%%

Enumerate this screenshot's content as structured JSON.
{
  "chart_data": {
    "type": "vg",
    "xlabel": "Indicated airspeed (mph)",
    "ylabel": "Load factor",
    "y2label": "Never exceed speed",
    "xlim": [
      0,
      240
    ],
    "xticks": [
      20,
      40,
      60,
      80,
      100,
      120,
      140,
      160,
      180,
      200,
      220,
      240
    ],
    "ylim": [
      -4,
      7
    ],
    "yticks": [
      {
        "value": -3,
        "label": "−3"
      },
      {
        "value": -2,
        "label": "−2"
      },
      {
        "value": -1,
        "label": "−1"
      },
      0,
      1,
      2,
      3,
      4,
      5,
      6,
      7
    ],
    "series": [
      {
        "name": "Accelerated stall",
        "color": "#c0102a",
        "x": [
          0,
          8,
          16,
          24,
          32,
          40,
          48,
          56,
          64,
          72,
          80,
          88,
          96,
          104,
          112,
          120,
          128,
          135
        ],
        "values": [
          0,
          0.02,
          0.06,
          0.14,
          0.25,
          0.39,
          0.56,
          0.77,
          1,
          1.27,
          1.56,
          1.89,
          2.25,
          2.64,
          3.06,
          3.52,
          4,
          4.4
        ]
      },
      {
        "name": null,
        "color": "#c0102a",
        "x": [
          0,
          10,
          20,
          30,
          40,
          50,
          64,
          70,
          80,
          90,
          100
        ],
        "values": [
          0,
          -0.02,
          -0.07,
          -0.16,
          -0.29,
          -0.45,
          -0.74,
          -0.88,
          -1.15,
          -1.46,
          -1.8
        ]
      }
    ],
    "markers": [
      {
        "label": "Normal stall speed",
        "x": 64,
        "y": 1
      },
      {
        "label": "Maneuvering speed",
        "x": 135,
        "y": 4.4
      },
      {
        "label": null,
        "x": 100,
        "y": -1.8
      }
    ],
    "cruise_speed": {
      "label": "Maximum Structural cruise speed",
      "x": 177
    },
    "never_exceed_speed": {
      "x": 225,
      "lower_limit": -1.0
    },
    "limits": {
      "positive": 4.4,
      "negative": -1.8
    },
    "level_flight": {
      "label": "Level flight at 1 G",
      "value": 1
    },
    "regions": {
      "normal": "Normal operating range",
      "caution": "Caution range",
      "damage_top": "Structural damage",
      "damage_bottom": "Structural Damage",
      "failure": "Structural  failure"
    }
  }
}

%%

* WORK TO BE COMPLETED *
Make an exact copy of the material above.

* ANSWER BELOW *
Enumerate this screenshot's content as structured JSON.
{
  "chart_data": {
    "type": "vg",
    "xlabel": "Indicated airspeed (mph)",
    "ylabel": "Load factor",
    "y2label": "Never exceed speed",
    "xlim": [
      0,
      240
    ],
    "xticks": [
      20,
      40,
      60,
      80,
      100,
      120,
      140,
      160,
      180,
      200,
      220,
      240
    ],
    "ylim": [
      -4,
      7
    ],
    "yticks": [
      {
        "value": -3,
        "label": "−3"
      },
      {
        "value": -2,
        "label": "−2"
      },
      {
        "value": -1,
        "label": "−1"
      },
      0,
      1,
      2,
      3,
      4,
      5,
      6,
      7
    ],
    "series": [
      {
        "name": "Accelerated stall",
        "color": "#c0102a",
        "x": [
          0,
          8,
          16,
          24,
          32,
          40,
          48,
          56,
          64,
          72,
          80,
          88,
          96,
          104,
          112,
          120,
          128,
          135
        ],
        "values": [
          0,
          0.02,
          0.06,
          0.14,
          0.25,
          0.39,
          0.56,
          0.77,
          1,
          1.27,
          1.56,
          1.89,
          2.25,
          2.64,
          3.06,
          3.52,
          4,
          4.4
        ]
      },
      {
        "name": null,
        "color": "#c0102a",
        "x": [
          0,
          10,
          20,
          30,
          40,
          50,
          64,
          70,
          80,
          90,
          100
        ],
        "values": [
          0,
          -0.02,
          -0.07,
          -0.16,
          -0.29,
          -0.45,
          -0.74,
          -0.88,
          -1.15,
          -1.46,
          -1.8
        ]
      }
    ],
    "markers": [
      {
        "label": "Normal stall speed",
        "x": 64,
        "y": 1
      },
      {
        "label": "Maneuvering speed",
        "x": 135,
        "y": 4.4
      },
      {
        "label": null,
        "x": 100,
        "y": -1.8
      }
    ],
    "cruise_speed": {
      "label": "Maximum Structural cruise speed",
      "x": 177
    },
    "never_exceed_speed": {
      "x": 225,
      "lower_limit": -1.0
    },
    "limits": {
      "positive": 4.4,
      "negative": -1.8
    },
    "level_flight": {
      "label": "Level flight at 1 G",
      "value": 1
    },
    "regions": {
      "normal": "Normal operating range",
      "caution": "Caution range",
      "damage_top": "Structural damage",
      "damage_bottom": "Structural Damage",
      "failure": "Structural  failure"
    }
  }
}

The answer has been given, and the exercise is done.